*** Opening Text ***
The best of a billion is almost surely better than the best of a million.

Wainer, Howard. 2015. Truth or truthiness: Distinguishing fact from fiction by learning to think like a data scientist. New York: Cambridge University Press.


Let's say, you have won a lottery and you can choose between one of two prizes. You can opt for either:
 
1.$10,000 every day for a month, or
2.One penny on the first day of the month, two on the second, four on the third, and continued doubling every day thereafter for the entire month.
 
Which option would you prefer?
 
Some back-of-the envelope calculations show that after ten days option (1) has already yielded $100,000, whereas option (2) only yielded $10.23. The choice seems clear, but we continue with some more arithmetic and after twenty days (1) has ballooned up to $200,000, and option (2) has yielded $10,485.75. Is there any way that over the remainder of the month the tortoise of option (2) can possibly overtake the hare of option (1)?
 
Quietly, however, even after twenty days the exponential momentum has become inexorable, for by day twenty-one it is $21,971, by day twenty-two it is $41,943, and so by day twenty-five, even though option (1)has reached its laudable, but linear, total of $250,000, option (2) has passed it, reaching $335,544 and is sprinting away toward the end-of- the-month finish line.
 
If the month was a non–leap year February, option (2) would yield $2,684,354, almost ten times option (1)'s total. But with the single extra day of a leap year it would double to $5,368,709. And, if you were fortu- nate enough to have the month chosen being one lasting thirty-one days, the penny-a-day doubling would have accumulated to $21,474,836.47; almost seventy times the penurious $10,000/day’s total.
*** Closing Text ***
*** Opening Records provided ***
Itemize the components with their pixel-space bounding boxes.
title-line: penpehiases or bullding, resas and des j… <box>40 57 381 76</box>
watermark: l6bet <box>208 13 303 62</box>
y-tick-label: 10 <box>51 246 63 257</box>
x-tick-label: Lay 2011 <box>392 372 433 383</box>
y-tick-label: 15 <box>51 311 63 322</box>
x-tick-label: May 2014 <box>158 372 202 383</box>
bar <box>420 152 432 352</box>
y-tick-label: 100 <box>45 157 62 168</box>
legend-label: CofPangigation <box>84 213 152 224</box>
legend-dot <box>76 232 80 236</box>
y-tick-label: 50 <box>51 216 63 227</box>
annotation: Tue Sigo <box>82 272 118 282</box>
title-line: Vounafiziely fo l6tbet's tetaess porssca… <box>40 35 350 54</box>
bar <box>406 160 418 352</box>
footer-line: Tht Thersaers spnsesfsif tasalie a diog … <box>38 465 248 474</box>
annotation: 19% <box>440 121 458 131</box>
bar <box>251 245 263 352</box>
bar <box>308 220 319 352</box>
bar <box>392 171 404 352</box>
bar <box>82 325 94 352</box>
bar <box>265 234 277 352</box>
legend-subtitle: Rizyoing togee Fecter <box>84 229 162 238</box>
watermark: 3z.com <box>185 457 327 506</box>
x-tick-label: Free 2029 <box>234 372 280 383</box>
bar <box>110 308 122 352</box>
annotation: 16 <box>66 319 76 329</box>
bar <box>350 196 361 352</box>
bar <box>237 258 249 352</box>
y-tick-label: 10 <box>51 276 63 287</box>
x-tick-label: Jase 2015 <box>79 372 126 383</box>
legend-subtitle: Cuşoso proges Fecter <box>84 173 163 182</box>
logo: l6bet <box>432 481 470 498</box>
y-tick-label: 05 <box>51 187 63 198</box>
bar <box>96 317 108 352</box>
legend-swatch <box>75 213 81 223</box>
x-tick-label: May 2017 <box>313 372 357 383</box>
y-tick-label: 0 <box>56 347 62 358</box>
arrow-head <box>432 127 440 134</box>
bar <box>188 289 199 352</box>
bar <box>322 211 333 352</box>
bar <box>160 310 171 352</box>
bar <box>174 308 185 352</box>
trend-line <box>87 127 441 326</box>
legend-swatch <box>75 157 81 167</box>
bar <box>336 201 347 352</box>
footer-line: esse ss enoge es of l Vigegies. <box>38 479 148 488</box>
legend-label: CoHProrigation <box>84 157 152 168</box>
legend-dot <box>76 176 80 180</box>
*** Closing Records provided ***
(Assigned task 1):
Please answer these questions using the lottery-prize passage.
(a) How much does option (1) pay each day?
(b) How much has option (2) yielded after ten days?
(c) What total would option (2) reach in a non–leap year February?
(Assigned task 2):
From the lottery-prize passage, list every running total given for option (1), each with the point in the month it belongs to.
(Assigned task 3):
Copy out the part of the lottery-prize passage that begins at the words "Quietly, however, even" and stops after "penurious $10,000/day’s total.".

(Task solution 1):
(a) $10,000
(b) $10.23
(c) $2,684,354

(Task solution 2):
- $100,000 after ten days
- $200,000 after twenty days
- $250,000 by day twenty-five

(Task solution 3):
Quietly, however, even after twenty days the exponential momentum has become inexorable, for by day twenty-one it is $21,971, by day twenty-two it is $41,943, and so by day twenty-five, even though option (1)has reached its laudable, but linear, total of $250,000, option (2) has passed it, reaching $335,544 and is sprinting away toward the end-of- the-month finish line.
 
If the month was a non–leap year February, option (2) would yield $2,684,354, almost ten times option (1)'s total. But with the single extra day of a leap year it would double to $5,368,709. And, if you were fortu- nate enough to have the month chosen being one lasting thirty-one days, the penny-a-day doubling would have accumulated to $21,474,836.47; almost seventy times the penurious $10,000/day’s total.